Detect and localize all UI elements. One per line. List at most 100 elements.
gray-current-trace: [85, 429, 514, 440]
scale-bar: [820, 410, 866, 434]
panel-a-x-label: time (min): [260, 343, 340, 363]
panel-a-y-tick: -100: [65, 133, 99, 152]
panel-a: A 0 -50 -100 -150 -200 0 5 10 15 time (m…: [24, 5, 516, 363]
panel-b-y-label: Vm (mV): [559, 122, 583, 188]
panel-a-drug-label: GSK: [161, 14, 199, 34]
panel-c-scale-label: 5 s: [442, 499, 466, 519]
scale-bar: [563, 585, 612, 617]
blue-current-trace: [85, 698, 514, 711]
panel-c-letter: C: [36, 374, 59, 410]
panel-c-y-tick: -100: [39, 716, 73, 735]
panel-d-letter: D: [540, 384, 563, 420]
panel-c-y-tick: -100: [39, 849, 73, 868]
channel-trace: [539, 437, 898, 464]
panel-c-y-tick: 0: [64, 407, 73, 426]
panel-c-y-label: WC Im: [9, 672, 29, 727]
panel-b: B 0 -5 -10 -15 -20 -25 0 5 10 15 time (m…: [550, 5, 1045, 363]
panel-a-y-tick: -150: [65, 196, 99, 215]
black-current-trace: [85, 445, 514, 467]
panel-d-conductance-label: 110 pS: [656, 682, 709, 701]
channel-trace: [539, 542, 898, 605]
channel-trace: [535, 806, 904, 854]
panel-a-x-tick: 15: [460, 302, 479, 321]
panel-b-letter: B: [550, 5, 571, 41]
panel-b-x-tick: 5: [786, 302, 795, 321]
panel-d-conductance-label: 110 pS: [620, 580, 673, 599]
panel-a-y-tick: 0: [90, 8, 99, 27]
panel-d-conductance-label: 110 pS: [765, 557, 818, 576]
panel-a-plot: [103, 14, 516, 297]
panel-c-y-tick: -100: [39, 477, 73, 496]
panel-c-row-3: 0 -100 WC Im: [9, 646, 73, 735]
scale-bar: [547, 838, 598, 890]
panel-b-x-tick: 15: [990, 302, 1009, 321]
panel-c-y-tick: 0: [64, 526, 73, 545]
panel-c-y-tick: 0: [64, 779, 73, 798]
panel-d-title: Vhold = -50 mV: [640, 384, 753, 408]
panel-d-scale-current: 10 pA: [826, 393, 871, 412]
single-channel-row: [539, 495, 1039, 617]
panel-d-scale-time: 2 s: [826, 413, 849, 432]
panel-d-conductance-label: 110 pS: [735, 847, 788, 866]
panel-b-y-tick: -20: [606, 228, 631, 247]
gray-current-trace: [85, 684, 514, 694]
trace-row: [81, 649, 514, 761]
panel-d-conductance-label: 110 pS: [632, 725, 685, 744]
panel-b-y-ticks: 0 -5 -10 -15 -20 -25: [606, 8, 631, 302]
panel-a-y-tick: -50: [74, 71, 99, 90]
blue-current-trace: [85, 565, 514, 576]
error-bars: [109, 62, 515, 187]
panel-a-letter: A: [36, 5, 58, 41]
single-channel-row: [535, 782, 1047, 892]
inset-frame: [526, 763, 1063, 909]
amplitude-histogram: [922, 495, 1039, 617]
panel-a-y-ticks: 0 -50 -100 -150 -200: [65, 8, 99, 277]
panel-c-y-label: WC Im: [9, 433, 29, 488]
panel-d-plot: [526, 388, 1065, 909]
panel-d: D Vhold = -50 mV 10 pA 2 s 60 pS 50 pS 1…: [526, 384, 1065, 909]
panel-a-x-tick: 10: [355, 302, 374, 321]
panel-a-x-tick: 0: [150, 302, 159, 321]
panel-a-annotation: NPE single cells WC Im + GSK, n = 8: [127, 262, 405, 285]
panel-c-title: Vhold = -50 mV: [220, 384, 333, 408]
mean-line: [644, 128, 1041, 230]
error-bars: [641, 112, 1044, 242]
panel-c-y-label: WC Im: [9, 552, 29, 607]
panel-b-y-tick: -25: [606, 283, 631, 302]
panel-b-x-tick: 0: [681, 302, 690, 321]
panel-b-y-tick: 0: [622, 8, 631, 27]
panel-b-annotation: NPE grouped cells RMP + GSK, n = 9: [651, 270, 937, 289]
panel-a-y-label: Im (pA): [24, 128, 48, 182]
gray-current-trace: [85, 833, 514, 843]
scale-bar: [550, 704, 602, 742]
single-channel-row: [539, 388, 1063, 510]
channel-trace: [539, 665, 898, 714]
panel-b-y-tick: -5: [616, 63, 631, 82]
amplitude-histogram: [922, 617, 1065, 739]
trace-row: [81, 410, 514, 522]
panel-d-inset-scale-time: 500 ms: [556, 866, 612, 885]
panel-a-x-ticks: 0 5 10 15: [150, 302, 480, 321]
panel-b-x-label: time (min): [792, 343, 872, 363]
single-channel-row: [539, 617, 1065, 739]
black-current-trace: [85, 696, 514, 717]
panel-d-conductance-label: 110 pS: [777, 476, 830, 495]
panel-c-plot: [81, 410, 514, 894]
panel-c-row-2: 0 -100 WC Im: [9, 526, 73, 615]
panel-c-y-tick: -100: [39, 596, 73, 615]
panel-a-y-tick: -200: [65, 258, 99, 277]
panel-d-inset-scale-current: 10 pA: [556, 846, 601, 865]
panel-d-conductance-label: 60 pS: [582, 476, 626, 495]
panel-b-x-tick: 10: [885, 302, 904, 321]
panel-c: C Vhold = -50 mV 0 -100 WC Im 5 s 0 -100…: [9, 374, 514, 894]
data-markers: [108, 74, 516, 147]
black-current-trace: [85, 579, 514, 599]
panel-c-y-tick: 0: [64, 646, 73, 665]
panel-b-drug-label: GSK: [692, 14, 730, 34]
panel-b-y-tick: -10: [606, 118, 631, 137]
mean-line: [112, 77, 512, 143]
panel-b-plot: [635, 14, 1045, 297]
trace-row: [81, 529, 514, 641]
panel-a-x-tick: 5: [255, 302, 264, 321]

__TASK TO COMPLETE__. The data is to be given again in full, with every line exact.

__COMPLETED EXERCISE__.
Detect and localize all UI elements. One per line. List at most 100 elements.
gray-current-trace: [85, 429, 514, 440]
scale-bar: [820, 410, 866, 434]
panel-a-x-label: time (min): [260, 343, 340, 363]
panel-a-y-tick: -100: [65, 133, 99, 152]
panel-a: A 0 -50 -100 -150 -200 0 5 10 15 time (m…: [24, 5, 516, 363]
panel-b-y-label: Vm (mV): [559, 122, 583, 188]
panel-a-drug-label: GSK: [161, 14, 199, 34]
panel-c-scale-label: 5 s: [442, 499, 466, 519]
scale-bar: [563, 585, 612, 617]
blue-current-trace: [85, 698, 514, 711]
panel-c-letter: C: [36, 374, 59, 410]
panel-c-y-tick: -100: [39, 716, 73, 735]
panel-d-letter: D: [540, 384, 563, 420]
panel-c-y-tick: -100: [39, 849, 73, 868]
channel-trace: [539, 437, 898, 464]
panel-c-y-tick: 0: [64, 407, 73, 426]
panel-c-y-label: WC Im: [9, 672, 29, 727]
panel-b: B 0 -5 -10 -15 -20 -25 0 5 10 15 time (m…: [550, 5, 1045, 363]
panel-a-y-tick: -150: [65, 196, 99, 215]
black-current-trace: [85, 445, 514, 467]
panel-d-conductance-label: 110 pS: [656, 682, 709, 701]
channel-trace: [539, 542, 898, 605]
channel-trace: [535, 806, 904, 854]
panel-a-x-tick: 15: [460, 302, 479, 321]
panel-b-letter: B: [550, 5, 571, 41]
panel-b-x-tick: 5: [786, 302, 795, 321]
panel-d-conductance-label: 110 pS: [620, 580, 673, 599]
panel-a-y-tick: 0: [90, 8, 99, 27]
panel-d-conductance-label: 110 pS: [765, 557, 818, 576]
panel-a-plot: [103, 14, 516, 297]
panel-c-y-tick: -100: [39, 477, 73, 496]
panel-c-row-3: 0 -100 WC Im: [9, 646, 73, 735]
scale-bar: [547, 838, 598, 890]
panel-b-x-tick: 15: [990, 302, 1009, 321]
panel-c-y-tick: 0: [64, 526, 73, 545]
panel-c-y-tick: 0: [64, 779, 73, 798]
panel-d-title: Vhold = -50 mV: [640, 384, 753, 408]
panel-d-scale-current: 10 pA: [826, 393, 871, 412]
single-channel-row: [539, 495, 1039, 617]
panel-d-scale-time: 2 s: [826, 413, 849, 432]
panel-d-conductance-label: 110 pS: [735, 847, 788, 866]
panel-b-y-tick: -20: [606, 228, 631, 247]
gray-current-trace: [85, 684, 514, 694]
trace-row: [81, 649, 514, 761]
panel-d-conductance-label: 110 pS: [632, 725, 685, 744]
panel-b-y-ticks: 0 -5 -10 -15 -20 -25: [606, 8, 631, 302]
panel-a-y-tick: -50: [74, 71, 99, 90]
blue-current-trace: [85, 565, 514, 576]
error-bars: [109, 62, 515, 187]
panel-a-letter: A: [36, 5, 58, 41]
single-channel-row: [535, 782, 1047, 892]
inset-frame: [526, 763, 1063, 909]
amplitude-histogram: [922, 495, 1039, 617]
panel-a-y-ticks: 0 -50 -100 -150 -200: [65, 8, 99, 277]
panel-c-y-label: WC Im: [9, 433, 29, 488]
panel-d-plot: [526, 388, 1065, 909]
panel-d: D Vhold = -50 mV 10 pA 2 s 60 pS 50 pS 1…: [526, 384, 1065, 909]
panel-a-x-tick: 10: [355, 302, 374, 321]
panel-a-x-tick: 0: [150, 302, 159, 321]
panel-a-annotation: NPE single cells WC Im + GSK, n = 8: [127, 262, 405, 285]
panel-c-title: Vhold = -50 mV: [220, 384, 333, 408]
mean-line: [644, 128, 1041, 230]
error-bars: [641, 112, 1044, 242]
panel-c-y-label: WC Im: [9, 552, 29, 607]
panel-b-y-tick: -25: [606, 283, 631, 302]
panel-b-x-tick: 0: [681, 302, 690, 321]
panel-b-y-tick: 0: [622, 8, 631, 27]
panel-b-annotation: NPE grouped cells RMP + GSK, n = 9: [651, 270, 937, 289]
panel-a-y-label: Im (pA): [24, 128, 48, 182]
gray-current-trace: [85, 833, 514, 843]
scale-bar: [550, 704, 602, 742]
single-channel-row: [539, 388, 1063, 510]
channel-trace: [539, 665, 898, 714]
panel-b-y-tick: -5: [616, 63, 631, 82]
amplitude-histogram: [922, 617, 1065, 739]
trace-row: [81, 410, 514, 522]
panel-d-inset-scale-time: 500 ms: [556, 866, 612, 885]
panel-a-x-ticks: 0 5 10 15: [150, 302, 480, 321]
panel-b-x-label: time (min): [792, 343, 872, 363]
single-channel-row: [539, 617, 1065, 739]
black-current-trace: [85, 696, 514, 717]
panel-d-conductance-label: 110 pS: [777, 476, 830, 495]
panel-c-plot: [81, 410, 514, 894]
panel-c-row-2: 0 -100 WC Im: [9, 526, 73, 615]
panel-c-y-tick: -100: [39, 596, 73, 615]
panel-a-y-tick: -200: [65, 258, 99, 277]
panel-d-inset-scale-current: 10 pA: [556, 846, 601, 865]
panel-d-conductance-label: 60 pS: [582, 476, 626, 495]
panel-b-x-tick: 10: [885, 302, 904, 321]
panel-c: C Vhold = -50 mV 0 -100 WC Im 5 s 0 -100…: [9, 374, 514, 894]
data-markers: [108, 74, 516, 147]
black-current-trace: [85, 579, 514, 599]
panel-c-y-tick: 0: [64, 646, 73, 665]
panel-b-drug-label: GSK: [692, 14, 730, 34]
panel-b-y-tick: -10: [606, 118, 631, 137]
mean-line: [112, 77, 512, 143]
panel-b-plot: [635, 14, 1045, 297]
trace-row: [81, 529, 514, 641]
panel-a-x-tick: 5: [255, 302, 264, 321]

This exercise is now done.